┏━━

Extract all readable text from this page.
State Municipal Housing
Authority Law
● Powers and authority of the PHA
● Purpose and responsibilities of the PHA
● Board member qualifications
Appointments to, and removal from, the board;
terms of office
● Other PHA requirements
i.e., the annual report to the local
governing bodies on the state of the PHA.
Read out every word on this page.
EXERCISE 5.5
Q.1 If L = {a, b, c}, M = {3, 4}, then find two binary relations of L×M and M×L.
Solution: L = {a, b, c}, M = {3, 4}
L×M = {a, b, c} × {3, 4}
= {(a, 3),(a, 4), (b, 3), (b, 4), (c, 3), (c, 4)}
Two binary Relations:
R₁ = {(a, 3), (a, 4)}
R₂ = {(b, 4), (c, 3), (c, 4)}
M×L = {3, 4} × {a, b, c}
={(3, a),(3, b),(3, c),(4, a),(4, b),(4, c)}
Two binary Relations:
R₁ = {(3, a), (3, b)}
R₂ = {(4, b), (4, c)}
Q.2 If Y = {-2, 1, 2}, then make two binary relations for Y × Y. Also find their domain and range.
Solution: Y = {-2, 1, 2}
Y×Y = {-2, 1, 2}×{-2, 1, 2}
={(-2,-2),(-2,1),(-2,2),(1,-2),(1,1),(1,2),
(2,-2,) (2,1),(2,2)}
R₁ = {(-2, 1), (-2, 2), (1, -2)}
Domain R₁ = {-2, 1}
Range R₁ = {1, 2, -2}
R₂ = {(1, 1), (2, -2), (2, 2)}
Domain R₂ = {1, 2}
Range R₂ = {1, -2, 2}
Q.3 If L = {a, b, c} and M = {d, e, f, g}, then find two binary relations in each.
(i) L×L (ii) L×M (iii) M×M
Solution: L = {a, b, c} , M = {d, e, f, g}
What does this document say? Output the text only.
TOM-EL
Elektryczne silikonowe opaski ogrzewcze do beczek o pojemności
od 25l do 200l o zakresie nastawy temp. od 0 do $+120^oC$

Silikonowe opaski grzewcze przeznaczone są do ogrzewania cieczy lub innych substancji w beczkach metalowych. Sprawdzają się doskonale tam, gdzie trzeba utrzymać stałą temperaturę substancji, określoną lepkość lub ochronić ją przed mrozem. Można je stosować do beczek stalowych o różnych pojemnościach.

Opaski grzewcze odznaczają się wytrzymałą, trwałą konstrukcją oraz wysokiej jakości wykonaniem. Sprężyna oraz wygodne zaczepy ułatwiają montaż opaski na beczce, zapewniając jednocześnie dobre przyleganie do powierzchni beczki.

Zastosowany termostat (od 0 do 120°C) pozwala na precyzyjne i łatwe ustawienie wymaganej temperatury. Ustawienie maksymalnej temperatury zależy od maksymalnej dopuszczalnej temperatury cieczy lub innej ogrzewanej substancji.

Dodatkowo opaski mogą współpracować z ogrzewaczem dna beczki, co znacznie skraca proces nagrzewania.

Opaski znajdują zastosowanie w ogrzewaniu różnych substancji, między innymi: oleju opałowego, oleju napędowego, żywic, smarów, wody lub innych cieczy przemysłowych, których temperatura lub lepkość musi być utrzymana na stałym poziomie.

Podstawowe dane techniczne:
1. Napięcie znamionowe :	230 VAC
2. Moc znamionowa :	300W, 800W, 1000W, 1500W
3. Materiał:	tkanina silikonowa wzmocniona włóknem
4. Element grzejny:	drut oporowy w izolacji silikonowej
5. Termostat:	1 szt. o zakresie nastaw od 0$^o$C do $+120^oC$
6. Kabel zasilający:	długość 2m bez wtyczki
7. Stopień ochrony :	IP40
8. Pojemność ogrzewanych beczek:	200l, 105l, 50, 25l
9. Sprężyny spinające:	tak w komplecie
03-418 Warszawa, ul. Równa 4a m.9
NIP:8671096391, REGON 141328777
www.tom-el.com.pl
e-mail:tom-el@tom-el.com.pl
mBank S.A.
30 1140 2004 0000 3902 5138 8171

┗━━

GOAL OF THE EXERCISE: Gather all lines with the string "lepkość" from the data.

EXERCISE SOLUTION:
Silikonowe opaski grzewcze przeznaczone są do ogrzewania cieczy lub innych substancji w beczkach metalowych. Sprawdzają się doskonale tam, gdzie trzeba utrzymać stałą temperaturę substancji, określoną lepkość lub ochronić ją przed mrozem. Można je stosować do beczek stalowych o różnych pojemnościach.
Opaski znajdują zastosowanie w ogrzewaniu różnych substancji, między innymi: oleju opałowego, oleju napędowego, żywic, smarów, wody lub innych cieczy przemysłowych, których temperatura lub lepkość musi być utrzymana na stałym poziomie.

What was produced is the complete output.